◆ Do this
Reply with one number: the count of lines in the listing that contain the string "delle".
#### Given data
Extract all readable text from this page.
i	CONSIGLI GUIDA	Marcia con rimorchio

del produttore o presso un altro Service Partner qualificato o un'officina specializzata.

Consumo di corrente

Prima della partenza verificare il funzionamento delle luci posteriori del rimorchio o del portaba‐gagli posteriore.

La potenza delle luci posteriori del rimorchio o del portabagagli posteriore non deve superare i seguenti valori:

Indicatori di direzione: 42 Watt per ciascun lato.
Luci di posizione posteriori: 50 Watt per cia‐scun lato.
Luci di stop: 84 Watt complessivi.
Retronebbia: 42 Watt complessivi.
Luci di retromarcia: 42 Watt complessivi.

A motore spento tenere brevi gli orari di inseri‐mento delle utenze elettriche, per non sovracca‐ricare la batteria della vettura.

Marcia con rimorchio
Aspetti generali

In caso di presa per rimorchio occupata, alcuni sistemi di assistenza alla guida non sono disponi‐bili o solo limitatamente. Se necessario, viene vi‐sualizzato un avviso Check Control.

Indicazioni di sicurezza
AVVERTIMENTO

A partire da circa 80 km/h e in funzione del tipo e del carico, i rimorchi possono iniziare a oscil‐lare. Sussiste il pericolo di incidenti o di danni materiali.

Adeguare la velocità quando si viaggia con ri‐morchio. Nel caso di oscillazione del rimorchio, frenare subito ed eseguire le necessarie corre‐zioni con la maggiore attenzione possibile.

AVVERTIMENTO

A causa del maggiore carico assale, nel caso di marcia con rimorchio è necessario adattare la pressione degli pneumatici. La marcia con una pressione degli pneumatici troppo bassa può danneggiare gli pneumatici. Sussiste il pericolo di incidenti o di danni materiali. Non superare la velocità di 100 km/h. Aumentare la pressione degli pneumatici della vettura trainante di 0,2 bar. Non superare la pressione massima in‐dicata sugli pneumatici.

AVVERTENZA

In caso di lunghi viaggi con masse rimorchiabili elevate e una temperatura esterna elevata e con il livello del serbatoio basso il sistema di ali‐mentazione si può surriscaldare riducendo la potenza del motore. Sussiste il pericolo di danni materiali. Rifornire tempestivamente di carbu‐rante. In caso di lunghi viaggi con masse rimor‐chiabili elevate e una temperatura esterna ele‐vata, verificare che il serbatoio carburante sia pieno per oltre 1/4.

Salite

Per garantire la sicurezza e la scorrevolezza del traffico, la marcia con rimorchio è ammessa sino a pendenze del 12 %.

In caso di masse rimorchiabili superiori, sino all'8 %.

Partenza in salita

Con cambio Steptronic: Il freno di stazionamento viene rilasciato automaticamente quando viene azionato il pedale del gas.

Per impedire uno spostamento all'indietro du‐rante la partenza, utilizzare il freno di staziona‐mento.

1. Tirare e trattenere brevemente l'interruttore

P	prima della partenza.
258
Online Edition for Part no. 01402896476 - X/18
########
#### Given data
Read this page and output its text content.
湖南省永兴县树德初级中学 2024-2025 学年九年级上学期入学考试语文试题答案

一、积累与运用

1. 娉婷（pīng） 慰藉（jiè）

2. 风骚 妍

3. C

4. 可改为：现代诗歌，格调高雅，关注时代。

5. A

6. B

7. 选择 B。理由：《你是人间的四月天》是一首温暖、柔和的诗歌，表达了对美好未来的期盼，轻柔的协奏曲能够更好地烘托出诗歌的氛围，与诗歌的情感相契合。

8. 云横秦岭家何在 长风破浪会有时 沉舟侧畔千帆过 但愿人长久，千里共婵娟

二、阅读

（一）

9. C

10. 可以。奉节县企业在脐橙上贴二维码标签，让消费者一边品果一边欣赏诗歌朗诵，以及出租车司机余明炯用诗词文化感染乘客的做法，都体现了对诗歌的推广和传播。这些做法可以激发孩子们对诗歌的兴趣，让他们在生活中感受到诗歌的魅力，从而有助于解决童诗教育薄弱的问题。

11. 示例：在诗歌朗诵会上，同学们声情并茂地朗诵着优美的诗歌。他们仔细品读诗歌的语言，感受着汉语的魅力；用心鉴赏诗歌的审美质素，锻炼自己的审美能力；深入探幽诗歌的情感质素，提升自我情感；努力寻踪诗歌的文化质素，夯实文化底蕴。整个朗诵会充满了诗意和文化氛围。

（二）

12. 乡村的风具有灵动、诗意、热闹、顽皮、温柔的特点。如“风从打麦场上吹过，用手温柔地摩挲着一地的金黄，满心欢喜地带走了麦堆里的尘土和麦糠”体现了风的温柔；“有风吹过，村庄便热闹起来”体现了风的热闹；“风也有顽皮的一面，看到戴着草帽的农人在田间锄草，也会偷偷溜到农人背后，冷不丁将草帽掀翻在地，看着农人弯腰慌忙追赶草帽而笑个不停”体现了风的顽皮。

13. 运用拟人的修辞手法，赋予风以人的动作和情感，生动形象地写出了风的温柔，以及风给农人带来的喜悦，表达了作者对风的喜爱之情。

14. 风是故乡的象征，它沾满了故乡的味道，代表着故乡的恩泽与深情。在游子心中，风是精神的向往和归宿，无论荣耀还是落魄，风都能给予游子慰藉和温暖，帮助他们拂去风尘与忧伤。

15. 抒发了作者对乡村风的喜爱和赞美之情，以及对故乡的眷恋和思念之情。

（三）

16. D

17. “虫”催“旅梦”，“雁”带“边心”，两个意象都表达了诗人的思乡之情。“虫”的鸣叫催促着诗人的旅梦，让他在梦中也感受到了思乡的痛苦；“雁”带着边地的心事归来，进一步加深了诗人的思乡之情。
########
◆ Task response
3